### GOAL
How many of the lines contain the string "content"? Give the number, with no other words.

[Extracted data entries]
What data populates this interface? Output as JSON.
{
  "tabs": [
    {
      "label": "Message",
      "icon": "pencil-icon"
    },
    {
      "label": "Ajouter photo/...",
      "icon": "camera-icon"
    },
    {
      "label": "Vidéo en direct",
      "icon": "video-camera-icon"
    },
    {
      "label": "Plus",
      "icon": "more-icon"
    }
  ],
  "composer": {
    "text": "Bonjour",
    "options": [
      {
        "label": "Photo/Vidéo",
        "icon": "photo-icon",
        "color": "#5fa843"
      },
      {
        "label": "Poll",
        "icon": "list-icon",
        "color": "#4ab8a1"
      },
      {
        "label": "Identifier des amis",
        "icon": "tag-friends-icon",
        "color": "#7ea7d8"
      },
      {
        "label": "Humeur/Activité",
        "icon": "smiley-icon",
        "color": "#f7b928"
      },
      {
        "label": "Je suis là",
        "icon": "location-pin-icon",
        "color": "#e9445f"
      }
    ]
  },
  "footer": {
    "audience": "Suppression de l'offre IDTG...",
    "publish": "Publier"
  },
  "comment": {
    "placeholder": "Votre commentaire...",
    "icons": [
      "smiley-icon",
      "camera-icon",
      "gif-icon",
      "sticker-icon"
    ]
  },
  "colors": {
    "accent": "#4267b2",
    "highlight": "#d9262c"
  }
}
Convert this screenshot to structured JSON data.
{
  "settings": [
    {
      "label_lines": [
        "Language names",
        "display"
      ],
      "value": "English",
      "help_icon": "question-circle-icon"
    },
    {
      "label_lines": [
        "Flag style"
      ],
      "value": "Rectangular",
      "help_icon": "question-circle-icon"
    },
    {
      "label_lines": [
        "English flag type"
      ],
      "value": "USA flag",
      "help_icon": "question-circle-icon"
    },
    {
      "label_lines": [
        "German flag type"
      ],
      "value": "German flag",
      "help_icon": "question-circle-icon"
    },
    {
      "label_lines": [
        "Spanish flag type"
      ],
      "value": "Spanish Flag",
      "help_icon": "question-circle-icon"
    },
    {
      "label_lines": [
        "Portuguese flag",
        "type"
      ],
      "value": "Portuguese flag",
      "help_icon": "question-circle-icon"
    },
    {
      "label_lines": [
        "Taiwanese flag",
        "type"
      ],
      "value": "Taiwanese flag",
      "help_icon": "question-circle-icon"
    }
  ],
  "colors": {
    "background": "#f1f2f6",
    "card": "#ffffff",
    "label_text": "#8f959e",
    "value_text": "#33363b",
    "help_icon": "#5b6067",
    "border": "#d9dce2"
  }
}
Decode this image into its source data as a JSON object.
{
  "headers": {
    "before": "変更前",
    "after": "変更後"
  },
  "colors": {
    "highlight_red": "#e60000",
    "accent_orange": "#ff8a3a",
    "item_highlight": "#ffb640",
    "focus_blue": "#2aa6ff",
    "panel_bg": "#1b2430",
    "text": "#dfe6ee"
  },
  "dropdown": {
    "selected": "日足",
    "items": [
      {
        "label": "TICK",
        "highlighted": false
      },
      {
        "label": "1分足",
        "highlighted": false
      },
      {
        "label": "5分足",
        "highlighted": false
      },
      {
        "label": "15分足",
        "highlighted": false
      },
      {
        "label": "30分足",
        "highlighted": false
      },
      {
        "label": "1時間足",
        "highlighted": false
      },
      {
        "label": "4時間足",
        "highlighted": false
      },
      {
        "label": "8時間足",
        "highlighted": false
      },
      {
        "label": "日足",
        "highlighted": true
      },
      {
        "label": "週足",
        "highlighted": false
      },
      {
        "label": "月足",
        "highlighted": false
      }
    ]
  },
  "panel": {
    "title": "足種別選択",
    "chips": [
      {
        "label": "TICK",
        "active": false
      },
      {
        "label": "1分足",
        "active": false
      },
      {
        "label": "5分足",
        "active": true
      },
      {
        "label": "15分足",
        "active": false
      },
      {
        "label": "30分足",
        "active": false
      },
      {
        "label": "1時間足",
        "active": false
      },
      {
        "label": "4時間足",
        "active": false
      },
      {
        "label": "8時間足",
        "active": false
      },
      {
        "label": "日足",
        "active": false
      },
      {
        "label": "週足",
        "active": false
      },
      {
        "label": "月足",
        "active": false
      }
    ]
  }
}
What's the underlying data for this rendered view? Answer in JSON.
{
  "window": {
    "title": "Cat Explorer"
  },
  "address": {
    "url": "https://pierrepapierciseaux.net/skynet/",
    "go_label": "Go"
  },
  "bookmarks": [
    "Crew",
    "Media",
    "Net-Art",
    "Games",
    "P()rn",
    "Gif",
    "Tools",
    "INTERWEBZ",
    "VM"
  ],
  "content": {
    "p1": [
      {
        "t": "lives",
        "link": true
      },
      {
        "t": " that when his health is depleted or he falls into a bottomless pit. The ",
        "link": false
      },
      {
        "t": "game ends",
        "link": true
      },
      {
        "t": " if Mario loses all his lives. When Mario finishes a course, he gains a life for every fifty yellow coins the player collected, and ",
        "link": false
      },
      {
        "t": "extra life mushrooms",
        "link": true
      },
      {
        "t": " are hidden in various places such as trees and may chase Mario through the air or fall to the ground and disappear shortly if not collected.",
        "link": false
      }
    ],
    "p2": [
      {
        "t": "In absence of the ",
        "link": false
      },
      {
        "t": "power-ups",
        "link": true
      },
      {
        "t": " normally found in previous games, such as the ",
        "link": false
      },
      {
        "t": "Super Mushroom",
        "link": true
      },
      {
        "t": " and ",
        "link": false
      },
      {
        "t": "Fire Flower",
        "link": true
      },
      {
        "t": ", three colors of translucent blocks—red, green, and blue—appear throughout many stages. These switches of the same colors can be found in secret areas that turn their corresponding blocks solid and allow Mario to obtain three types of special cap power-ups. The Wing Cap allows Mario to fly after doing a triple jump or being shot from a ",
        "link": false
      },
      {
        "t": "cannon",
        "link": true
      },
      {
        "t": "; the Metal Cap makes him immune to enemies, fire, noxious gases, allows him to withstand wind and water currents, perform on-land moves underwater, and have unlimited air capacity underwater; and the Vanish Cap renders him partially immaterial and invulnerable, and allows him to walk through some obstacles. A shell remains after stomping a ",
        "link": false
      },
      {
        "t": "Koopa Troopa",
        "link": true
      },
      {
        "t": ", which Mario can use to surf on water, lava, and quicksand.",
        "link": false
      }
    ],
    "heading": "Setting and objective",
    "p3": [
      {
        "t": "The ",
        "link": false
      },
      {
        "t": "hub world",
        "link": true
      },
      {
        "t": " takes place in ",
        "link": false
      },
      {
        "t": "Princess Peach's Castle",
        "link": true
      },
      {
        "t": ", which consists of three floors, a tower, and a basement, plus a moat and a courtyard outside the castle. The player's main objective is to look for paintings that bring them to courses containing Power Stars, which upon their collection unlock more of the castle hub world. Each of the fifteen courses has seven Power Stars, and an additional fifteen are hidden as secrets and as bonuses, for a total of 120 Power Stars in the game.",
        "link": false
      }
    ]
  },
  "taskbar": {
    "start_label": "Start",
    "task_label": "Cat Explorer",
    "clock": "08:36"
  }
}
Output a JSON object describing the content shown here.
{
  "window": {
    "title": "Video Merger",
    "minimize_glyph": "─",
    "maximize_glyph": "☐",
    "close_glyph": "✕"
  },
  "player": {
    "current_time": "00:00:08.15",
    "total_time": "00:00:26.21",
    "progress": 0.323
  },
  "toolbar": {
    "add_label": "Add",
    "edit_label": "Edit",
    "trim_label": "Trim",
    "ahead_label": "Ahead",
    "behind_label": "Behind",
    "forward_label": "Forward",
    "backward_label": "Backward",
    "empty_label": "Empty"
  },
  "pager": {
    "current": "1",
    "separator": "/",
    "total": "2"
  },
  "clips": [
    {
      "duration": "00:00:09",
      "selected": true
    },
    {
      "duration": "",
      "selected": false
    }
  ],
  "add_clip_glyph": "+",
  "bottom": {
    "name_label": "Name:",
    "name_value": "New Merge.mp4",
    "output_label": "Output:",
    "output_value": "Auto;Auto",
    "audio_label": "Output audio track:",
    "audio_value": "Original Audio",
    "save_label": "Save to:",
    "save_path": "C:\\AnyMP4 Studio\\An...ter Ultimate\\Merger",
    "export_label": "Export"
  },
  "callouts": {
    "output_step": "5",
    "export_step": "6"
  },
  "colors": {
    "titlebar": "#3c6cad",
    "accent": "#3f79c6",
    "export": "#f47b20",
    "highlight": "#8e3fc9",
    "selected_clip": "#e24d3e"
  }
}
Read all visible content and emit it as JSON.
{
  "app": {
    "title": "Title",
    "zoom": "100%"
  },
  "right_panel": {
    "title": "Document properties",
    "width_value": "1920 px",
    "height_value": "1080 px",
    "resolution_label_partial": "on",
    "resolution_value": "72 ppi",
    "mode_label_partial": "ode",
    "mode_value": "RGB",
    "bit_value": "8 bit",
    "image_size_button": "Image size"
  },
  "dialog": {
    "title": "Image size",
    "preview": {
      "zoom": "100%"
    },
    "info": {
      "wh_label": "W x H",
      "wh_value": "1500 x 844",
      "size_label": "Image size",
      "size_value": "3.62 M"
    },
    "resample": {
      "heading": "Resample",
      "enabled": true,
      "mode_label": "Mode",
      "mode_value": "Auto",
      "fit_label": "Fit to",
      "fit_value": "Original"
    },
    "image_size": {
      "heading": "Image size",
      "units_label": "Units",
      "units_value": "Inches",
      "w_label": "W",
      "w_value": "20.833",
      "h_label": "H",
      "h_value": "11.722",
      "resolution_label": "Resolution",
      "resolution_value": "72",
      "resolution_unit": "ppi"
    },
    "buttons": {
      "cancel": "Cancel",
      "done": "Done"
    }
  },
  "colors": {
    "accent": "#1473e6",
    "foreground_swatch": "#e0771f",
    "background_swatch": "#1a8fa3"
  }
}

### THE COMPLETED TASK
3